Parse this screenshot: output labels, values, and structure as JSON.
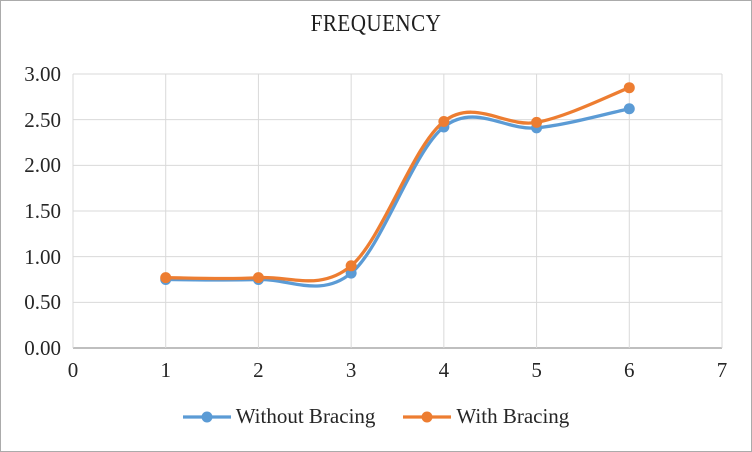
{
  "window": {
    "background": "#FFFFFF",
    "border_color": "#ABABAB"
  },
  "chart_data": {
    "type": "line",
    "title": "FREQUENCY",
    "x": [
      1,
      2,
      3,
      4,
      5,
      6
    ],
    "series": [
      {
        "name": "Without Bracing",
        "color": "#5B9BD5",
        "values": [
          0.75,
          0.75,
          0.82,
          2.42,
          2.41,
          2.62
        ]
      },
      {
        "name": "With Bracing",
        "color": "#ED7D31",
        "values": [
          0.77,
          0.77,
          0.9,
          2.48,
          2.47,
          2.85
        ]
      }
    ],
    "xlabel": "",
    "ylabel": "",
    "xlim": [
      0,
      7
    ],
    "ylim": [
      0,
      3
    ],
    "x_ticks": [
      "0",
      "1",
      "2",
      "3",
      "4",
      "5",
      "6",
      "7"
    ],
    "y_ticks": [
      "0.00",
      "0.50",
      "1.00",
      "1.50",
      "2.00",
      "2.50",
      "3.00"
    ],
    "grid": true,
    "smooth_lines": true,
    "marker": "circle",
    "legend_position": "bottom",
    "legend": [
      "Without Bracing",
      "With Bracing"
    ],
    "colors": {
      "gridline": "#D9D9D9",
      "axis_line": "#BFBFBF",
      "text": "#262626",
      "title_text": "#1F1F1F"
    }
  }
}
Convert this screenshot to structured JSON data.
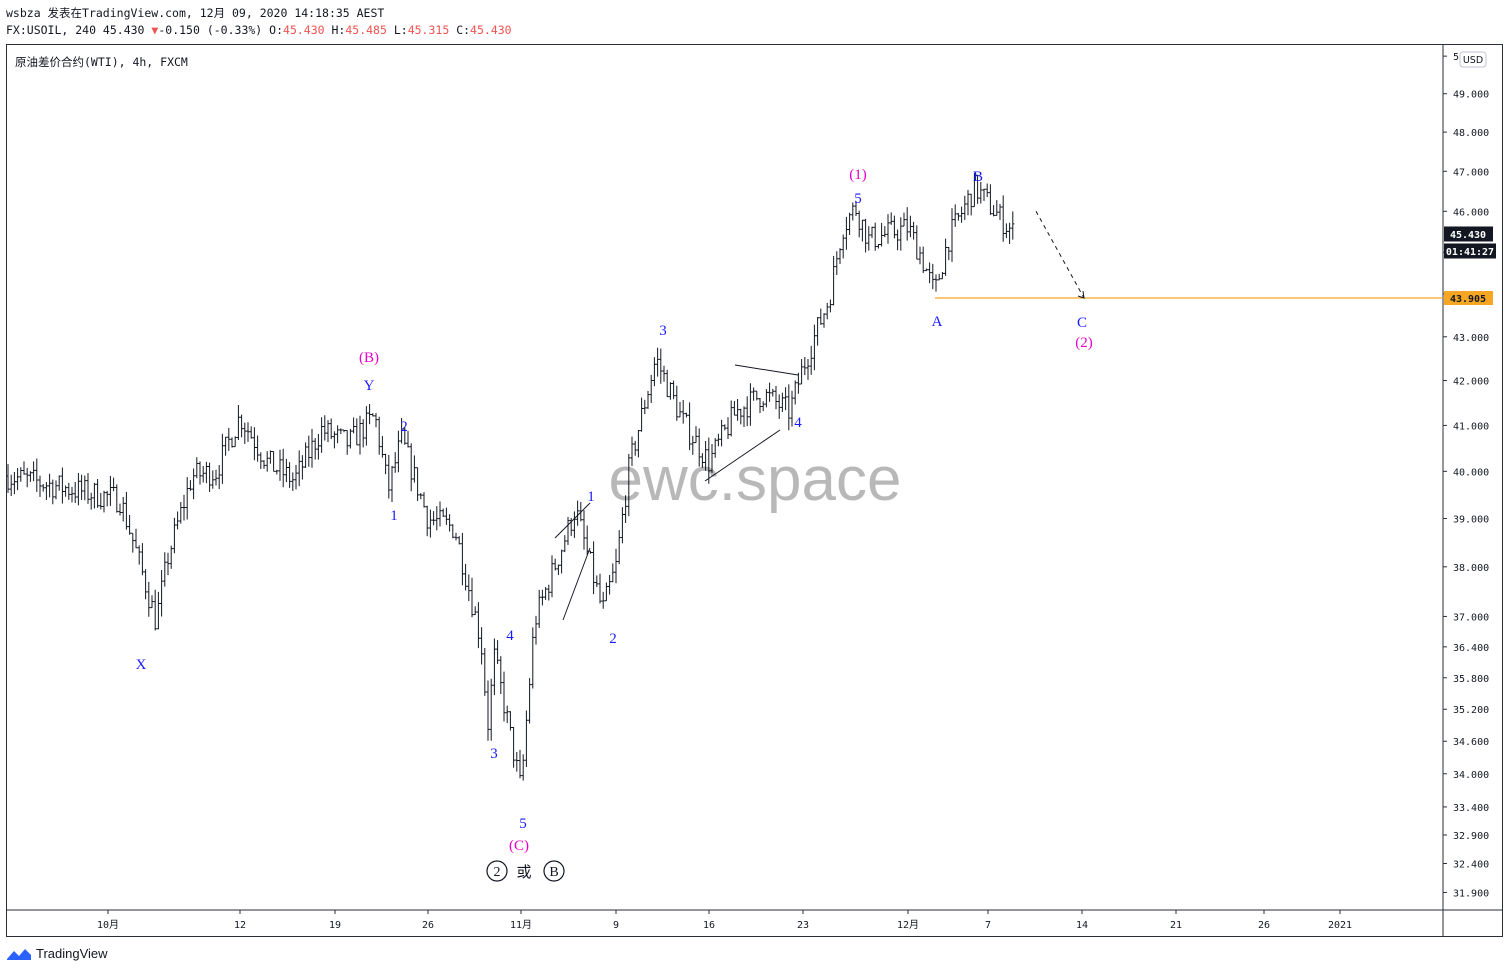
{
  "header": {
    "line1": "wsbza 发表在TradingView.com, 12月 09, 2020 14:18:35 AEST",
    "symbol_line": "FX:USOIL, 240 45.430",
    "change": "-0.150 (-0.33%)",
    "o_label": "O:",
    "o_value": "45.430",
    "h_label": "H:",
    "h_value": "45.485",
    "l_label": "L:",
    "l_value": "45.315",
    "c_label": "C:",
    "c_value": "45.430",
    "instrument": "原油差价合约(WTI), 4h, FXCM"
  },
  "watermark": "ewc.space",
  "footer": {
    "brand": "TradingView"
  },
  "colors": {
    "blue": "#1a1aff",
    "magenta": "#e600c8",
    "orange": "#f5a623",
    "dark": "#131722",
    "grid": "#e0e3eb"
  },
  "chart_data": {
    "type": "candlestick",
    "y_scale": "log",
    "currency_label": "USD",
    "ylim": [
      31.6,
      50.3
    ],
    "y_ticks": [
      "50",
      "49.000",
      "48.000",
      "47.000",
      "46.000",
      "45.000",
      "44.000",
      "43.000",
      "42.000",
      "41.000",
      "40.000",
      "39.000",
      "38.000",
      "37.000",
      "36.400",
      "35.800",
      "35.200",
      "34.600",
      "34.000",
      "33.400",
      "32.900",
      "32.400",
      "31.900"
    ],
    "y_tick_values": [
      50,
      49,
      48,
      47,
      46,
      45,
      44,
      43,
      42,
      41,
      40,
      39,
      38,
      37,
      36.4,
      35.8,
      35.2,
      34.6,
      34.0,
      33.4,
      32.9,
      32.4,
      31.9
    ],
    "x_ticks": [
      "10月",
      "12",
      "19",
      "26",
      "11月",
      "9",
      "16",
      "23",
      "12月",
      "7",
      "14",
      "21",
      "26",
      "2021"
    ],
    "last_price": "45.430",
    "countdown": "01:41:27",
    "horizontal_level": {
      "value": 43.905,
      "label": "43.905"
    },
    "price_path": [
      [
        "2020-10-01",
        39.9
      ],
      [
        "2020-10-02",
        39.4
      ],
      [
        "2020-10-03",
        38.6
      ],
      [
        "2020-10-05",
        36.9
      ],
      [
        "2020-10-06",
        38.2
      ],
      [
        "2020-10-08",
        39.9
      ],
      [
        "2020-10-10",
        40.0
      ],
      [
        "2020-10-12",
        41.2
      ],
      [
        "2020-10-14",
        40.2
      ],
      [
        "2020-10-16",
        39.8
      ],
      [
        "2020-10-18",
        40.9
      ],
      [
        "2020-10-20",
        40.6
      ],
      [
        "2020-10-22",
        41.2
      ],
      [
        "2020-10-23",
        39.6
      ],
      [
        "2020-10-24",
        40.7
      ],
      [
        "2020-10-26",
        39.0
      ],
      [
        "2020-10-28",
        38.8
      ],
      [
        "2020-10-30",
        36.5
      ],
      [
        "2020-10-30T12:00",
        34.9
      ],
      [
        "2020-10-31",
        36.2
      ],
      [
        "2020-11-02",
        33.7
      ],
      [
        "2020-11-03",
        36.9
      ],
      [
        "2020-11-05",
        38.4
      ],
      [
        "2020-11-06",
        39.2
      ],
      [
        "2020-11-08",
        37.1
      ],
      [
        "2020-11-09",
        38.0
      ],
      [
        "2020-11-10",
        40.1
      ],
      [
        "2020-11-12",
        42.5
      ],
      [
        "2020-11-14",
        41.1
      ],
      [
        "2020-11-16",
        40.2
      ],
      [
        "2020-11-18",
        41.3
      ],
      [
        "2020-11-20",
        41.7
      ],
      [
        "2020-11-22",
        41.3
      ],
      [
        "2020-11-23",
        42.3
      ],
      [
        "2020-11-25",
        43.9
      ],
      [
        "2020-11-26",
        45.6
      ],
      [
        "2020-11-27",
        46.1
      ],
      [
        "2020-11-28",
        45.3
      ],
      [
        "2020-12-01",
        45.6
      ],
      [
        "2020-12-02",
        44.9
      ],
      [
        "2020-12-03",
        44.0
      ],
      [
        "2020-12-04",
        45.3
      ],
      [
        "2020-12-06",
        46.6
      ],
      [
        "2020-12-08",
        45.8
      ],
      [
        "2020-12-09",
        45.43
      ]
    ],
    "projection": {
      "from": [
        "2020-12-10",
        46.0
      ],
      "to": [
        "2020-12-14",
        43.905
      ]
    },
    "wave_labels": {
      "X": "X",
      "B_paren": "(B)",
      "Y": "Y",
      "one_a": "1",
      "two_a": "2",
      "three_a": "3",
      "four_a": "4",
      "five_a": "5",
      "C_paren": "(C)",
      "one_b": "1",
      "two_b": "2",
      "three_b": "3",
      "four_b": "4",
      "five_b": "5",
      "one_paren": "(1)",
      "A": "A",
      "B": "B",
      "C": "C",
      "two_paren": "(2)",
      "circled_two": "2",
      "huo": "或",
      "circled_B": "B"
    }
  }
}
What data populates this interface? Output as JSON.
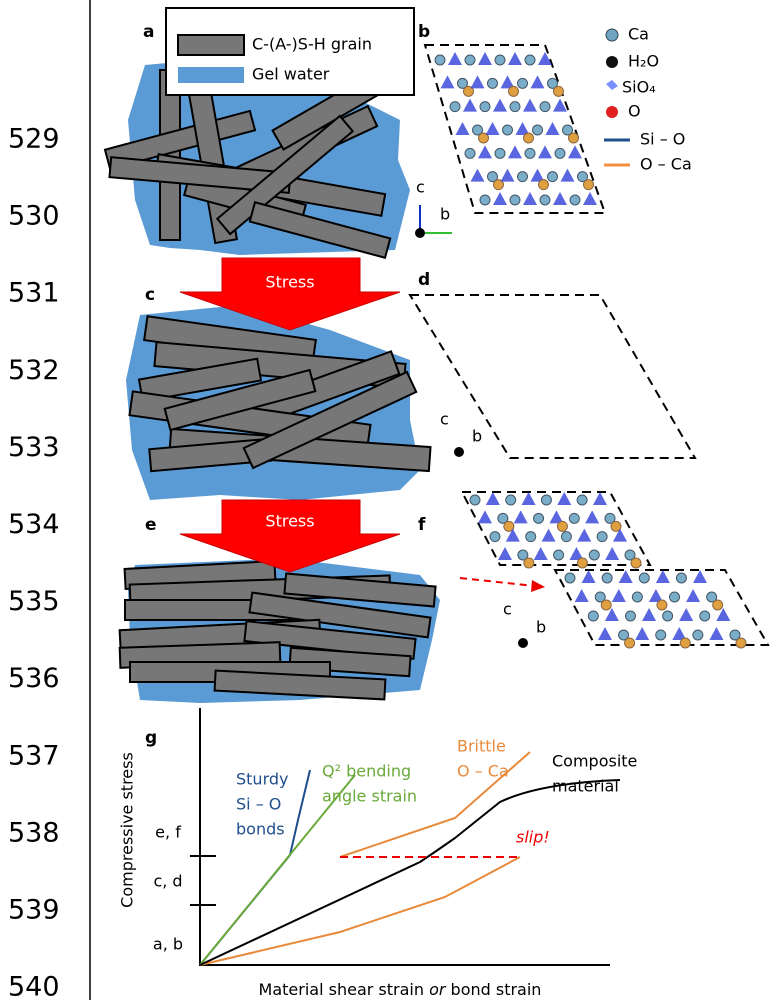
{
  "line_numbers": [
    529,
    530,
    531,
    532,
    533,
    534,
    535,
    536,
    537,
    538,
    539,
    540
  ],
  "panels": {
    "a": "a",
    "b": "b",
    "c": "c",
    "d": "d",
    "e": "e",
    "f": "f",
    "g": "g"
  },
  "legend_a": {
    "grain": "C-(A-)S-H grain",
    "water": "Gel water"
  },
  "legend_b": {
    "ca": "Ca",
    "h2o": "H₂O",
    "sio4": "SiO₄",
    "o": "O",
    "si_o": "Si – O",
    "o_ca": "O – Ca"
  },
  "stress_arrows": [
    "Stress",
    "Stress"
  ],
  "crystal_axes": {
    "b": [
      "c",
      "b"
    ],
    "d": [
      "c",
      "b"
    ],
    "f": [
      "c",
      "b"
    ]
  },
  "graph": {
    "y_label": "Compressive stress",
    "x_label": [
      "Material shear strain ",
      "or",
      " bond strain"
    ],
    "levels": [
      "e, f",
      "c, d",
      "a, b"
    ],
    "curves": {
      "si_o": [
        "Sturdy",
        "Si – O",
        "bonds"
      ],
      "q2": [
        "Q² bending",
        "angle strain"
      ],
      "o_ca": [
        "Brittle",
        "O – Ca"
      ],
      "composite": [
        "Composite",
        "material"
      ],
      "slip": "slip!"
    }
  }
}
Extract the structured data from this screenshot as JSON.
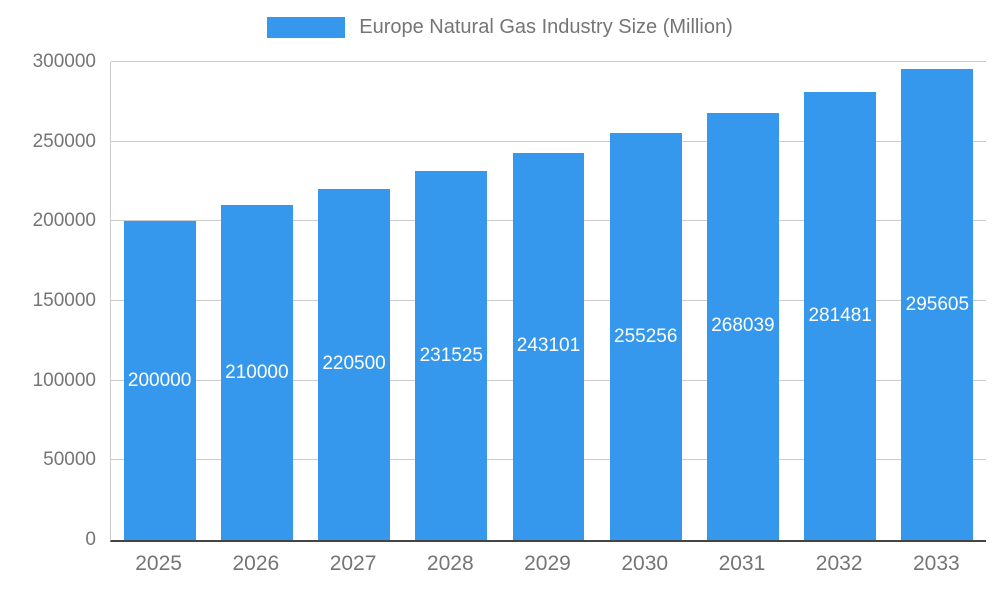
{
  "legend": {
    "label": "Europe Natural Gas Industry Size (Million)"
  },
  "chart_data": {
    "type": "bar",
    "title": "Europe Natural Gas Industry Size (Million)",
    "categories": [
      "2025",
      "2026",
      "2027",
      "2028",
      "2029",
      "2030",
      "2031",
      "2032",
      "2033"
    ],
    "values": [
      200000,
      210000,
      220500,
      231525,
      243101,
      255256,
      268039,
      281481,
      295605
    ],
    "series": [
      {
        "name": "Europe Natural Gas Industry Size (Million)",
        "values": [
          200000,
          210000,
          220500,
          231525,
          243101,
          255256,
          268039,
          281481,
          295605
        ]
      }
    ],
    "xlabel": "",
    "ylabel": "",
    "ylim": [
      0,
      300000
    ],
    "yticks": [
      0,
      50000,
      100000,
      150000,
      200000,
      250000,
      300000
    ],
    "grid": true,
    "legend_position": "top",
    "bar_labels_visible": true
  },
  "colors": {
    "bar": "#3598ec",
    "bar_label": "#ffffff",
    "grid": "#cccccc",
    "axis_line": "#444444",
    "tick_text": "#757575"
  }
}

» What is expected
Only lines with the word "Million" should be collected from the material.

» Solution for this exercise
    "label": "Europe Natural Gas Industry Size (Million)"
    "title": "Europe Natural Gas Industry Size (Million)",
        "name": "Europe Natural Gas Industry Size (Million)",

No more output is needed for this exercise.